» PROBLEM REQUIREMENTS
Write out, precisely and in full, each line of the material.

» RECORDS FOR PROCESSING

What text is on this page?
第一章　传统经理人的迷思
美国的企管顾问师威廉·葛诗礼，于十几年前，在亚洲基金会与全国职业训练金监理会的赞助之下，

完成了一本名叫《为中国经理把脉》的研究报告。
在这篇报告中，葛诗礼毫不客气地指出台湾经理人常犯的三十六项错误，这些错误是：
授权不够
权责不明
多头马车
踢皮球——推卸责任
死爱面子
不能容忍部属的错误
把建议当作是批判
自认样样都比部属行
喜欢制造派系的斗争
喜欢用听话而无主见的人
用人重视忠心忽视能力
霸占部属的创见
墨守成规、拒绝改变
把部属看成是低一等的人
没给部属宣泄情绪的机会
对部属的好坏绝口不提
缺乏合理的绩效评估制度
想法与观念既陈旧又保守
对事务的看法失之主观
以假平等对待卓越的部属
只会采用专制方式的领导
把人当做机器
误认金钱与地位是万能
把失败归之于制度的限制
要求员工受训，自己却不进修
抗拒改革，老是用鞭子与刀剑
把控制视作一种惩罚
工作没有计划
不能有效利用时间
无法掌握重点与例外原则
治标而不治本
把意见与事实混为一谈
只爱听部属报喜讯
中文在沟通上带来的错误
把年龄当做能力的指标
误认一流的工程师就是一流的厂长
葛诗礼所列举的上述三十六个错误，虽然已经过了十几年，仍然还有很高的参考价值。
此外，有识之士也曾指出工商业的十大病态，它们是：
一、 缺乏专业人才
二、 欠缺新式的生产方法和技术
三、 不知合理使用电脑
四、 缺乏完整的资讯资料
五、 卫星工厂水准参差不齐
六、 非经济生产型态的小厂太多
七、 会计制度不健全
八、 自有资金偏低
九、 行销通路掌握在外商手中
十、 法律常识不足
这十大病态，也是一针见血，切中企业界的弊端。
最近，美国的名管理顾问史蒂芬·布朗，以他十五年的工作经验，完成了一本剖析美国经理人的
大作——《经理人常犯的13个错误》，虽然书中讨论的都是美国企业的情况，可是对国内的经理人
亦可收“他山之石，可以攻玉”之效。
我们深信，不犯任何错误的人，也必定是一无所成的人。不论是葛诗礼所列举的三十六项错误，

» TASK OUTPUT
What text is on this page?
第一章　传统经理人的迷思
美国的企管顾问师威廉·葛诗礼，于十几年前，在亚洲基金会与全国职业训练金监理会的赞助之下，

完成了一本名叫《为中国经理把脉》的研究报告。
在这篇报告中，葛诗礼毫不客气地指出台湾经理人常犯的三十六项错误，这些错误是：
授权不够
权责不明
多头马车
踢皮球——推卸责任
死爱面子
不能容忍部属的错误
把建议当作是批判
自认样样都比部属行
喜欢制造派系的斗争
喜欢用听话而无主见的人
用人重视忠心忽视能力
霸占部属的创见
墨守成规、拒绝改变
把部属看成是低一等的人
没给部属宣泄情绪的机会
对部属的好坏绝口不提
缺乏合理的绩效评估制度
想法与观念既陈旧又保守
对事务的看法失之主观
以假平等对待卓越的部属
只会采用专制方式的领导
把人当做机器
误认金钱与地位是万能
把失败归之于制度的限制
要求员工受训，自己却不进修
抗拒改革，老是用鞭子与刀剑
把控制视作一种惩罚
工作没有计划
不能有效利用时间
无法掌握重点与例外原则
治标而不治本
把意见与事实混为一谈
只爱听部属报喜讯
中文在沟通上带来的错误
把年龄当做能力的指标
误认一流的工程师就是一流的厂长
葛诗礼所列举的上述三十六个错误，虽然已经过了十几年，仍然还有很高的参考价值。
此外，有识之士也曾指出工商业的十大病态，它们是：
一、 缺乏专业人才
二、 欠缺新式的生产方法和技术
三、 不知合理使用电脑
四、 缺乏完整的资讯资料
五、 卫星工厂水准参差不齐
六、 非经济生产型态的小厂太多
七、 会计制度不健全
八、 自有资金偏低
九、 行销通路掌握在外商手中
十、 法律常识不足
这十大病态，也是一针见血，切中企业界的弊端。
最近，美国的名管理顾问史蒂芬·布朗，以他十五年的工作经验，完成了一本剖析美国经理人的
大作——《经理人常犯的13个错误》，虽然书中讨论的都是美国企业的情况，可是对国内的经理人
亦可收“他山之石，可以攻玉”之效。
我们深信，不犯任何错误的人，也必定是一无所成的人。不论是葛诗礼所列举的三十六项错误，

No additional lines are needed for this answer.